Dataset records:
══════════════════════════════
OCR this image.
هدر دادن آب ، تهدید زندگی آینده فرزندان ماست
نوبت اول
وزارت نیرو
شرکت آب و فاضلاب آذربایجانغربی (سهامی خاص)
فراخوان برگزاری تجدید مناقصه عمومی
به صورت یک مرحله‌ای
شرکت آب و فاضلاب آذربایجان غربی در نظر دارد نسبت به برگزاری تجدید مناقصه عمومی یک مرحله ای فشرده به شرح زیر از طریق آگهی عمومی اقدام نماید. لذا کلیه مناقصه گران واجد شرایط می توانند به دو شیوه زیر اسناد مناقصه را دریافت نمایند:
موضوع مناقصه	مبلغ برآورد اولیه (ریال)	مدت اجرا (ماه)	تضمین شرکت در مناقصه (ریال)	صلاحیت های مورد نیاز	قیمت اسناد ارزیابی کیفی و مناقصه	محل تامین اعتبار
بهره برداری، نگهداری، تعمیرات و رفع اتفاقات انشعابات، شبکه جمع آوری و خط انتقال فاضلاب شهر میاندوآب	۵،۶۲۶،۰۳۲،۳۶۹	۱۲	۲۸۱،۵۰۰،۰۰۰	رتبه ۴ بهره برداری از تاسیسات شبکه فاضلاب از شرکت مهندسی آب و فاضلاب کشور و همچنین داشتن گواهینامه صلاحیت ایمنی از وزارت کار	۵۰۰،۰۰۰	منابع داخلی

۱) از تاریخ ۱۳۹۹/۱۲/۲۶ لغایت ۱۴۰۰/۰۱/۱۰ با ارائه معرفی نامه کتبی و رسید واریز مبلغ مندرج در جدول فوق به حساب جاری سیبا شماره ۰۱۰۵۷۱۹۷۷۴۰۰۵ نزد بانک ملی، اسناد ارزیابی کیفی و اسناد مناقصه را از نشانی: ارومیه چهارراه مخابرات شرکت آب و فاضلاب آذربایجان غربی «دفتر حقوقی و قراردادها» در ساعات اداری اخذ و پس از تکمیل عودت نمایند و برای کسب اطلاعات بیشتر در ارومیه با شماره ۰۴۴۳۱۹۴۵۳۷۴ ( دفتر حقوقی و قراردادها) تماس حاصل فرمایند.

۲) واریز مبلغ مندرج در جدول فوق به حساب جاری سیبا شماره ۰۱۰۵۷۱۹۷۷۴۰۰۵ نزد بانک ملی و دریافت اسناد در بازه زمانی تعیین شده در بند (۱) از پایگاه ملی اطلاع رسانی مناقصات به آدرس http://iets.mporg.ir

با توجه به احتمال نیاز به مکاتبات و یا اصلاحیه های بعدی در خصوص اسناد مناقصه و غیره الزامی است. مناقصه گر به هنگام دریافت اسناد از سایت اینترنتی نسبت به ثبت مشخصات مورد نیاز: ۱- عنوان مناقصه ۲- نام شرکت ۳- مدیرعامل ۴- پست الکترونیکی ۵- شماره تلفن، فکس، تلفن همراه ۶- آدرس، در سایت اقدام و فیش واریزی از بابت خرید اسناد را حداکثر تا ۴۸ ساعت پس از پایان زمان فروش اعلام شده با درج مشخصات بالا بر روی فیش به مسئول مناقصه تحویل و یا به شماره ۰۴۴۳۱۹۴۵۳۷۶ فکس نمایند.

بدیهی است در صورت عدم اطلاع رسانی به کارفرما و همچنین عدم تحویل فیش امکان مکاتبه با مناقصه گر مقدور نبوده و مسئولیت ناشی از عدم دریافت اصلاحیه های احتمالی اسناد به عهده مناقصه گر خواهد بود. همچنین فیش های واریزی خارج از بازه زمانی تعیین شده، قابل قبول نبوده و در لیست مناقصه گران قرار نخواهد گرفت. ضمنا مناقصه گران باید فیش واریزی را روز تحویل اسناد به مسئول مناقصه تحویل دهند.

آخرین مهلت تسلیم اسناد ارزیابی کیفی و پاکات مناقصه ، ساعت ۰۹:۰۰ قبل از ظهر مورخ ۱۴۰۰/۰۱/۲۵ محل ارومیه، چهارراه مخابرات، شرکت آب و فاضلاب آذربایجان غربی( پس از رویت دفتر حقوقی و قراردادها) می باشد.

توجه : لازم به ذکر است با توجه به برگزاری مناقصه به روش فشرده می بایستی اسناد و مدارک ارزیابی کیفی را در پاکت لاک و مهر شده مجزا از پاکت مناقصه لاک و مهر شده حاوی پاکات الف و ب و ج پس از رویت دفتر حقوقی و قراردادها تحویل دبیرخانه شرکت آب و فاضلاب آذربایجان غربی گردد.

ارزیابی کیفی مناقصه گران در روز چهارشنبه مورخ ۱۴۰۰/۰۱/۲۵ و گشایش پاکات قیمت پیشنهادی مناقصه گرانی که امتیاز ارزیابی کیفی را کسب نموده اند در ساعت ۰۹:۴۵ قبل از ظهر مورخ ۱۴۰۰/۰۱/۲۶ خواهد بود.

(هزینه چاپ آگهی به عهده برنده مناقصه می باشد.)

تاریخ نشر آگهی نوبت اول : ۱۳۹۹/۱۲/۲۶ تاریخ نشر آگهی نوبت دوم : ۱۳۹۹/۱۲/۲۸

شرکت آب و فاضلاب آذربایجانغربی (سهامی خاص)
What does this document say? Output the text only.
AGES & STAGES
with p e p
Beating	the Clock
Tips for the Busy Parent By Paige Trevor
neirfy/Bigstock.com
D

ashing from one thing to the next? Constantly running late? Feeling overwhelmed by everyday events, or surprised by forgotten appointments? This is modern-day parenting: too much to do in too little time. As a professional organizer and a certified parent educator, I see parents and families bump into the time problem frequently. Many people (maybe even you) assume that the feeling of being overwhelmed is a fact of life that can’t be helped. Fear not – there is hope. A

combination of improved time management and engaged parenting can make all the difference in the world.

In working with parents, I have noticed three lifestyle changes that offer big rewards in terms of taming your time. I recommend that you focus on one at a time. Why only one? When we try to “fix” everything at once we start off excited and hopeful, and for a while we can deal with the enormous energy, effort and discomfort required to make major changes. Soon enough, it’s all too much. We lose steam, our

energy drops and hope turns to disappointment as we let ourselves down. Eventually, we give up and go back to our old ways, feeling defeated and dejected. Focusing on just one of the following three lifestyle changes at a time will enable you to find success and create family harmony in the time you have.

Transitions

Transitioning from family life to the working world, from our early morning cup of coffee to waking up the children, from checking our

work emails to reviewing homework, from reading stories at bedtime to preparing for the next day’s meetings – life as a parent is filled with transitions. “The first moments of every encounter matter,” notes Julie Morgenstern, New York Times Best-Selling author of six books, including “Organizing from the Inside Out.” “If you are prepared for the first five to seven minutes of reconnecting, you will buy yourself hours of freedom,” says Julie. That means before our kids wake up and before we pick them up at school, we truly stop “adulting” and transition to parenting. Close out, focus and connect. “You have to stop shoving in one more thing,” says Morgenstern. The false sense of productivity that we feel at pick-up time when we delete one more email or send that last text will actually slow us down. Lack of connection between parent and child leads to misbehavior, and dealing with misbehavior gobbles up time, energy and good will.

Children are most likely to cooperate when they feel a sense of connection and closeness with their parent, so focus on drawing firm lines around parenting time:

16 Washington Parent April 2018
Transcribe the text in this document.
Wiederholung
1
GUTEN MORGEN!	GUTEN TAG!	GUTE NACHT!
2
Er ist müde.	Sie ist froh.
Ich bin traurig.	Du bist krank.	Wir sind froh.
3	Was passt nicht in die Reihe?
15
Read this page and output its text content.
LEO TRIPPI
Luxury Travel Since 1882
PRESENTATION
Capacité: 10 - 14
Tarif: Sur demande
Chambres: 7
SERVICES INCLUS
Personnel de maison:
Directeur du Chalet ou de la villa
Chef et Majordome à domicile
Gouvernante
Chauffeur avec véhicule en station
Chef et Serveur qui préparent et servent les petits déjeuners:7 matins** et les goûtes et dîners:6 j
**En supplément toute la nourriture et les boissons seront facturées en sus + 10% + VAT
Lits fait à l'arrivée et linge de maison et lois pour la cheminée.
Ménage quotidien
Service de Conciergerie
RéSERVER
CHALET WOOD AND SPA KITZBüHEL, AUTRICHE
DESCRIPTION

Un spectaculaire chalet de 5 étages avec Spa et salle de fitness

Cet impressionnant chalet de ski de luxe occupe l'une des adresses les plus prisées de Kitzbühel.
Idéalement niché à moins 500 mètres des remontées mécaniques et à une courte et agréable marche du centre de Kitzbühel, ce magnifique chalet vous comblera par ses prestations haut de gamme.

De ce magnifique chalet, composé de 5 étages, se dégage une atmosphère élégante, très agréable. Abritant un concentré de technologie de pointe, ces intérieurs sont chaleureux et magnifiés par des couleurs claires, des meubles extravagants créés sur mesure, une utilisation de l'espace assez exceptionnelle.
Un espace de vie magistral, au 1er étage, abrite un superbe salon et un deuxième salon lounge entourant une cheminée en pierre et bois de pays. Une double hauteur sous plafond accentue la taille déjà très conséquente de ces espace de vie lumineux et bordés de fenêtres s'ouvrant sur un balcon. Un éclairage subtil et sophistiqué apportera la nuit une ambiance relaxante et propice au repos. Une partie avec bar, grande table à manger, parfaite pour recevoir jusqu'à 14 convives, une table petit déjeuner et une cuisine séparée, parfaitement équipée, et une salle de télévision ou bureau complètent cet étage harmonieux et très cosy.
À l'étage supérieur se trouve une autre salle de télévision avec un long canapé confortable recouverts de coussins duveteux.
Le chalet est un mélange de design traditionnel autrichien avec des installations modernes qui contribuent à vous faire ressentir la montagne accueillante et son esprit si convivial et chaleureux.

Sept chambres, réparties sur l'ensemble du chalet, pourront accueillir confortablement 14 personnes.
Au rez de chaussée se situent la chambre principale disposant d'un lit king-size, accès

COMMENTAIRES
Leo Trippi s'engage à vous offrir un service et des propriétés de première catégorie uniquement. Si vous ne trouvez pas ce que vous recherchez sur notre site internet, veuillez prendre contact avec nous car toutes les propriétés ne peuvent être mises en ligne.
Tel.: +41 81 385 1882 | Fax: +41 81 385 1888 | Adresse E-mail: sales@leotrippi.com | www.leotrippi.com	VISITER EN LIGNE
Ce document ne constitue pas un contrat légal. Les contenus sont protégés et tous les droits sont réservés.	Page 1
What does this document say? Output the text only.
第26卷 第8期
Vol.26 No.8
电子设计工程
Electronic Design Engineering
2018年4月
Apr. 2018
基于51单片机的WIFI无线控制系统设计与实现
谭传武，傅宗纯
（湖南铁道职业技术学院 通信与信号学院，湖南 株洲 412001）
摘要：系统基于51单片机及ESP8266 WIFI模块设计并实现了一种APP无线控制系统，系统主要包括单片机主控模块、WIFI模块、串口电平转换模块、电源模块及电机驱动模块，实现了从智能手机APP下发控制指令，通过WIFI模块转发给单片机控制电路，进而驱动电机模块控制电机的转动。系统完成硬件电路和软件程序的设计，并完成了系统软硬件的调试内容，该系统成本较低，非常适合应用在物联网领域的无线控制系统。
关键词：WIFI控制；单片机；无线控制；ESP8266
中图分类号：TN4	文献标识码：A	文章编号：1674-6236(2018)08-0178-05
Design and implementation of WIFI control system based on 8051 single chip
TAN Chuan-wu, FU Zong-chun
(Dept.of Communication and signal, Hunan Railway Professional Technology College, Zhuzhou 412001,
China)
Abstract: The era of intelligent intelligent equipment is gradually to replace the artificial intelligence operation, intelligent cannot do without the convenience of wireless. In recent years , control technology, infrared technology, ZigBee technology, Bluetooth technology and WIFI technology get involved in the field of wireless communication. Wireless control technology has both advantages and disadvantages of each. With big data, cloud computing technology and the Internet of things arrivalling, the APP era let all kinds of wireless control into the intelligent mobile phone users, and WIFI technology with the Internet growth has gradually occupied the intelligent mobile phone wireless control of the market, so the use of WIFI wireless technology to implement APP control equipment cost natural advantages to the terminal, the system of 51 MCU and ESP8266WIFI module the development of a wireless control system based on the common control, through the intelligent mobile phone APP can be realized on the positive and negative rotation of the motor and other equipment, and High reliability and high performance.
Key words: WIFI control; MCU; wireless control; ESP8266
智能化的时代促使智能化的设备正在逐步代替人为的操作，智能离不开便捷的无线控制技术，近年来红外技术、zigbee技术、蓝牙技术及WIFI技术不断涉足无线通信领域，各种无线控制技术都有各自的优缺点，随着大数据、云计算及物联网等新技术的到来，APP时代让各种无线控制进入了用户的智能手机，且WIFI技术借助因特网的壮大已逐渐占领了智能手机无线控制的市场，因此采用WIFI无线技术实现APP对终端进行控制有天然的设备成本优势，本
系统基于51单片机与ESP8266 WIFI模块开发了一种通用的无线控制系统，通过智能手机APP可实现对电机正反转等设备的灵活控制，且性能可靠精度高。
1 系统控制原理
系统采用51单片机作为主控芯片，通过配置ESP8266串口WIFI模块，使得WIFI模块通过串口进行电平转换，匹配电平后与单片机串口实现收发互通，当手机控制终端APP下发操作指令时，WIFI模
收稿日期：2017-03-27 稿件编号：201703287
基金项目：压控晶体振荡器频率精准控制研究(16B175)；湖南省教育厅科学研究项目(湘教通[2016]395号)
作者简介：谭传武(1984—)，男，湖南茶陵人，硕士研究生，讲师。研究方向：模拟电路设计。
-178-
══════════════════════════════
## Goal
Each line with the string "chaleureux" in it needs to be found and copied.

## The response
De ce magnifique chalet, composé de 5 étages, se dégage une atmosphère élégante, très agréable. Abritant un concentré de technologie de pointe, ces intérieurs sont chaleureux et magnifiés par des couleurs claires, des meubles extravagants créés sur mesure, une utilisation de l'espace assez exceptionnelle.
Le chalet est un mélange de design traditionnel autrichien avec des installations modernes qui contribuent à vous faire ressentir la montagne accueillante et son esprit si convivial et chaleureux.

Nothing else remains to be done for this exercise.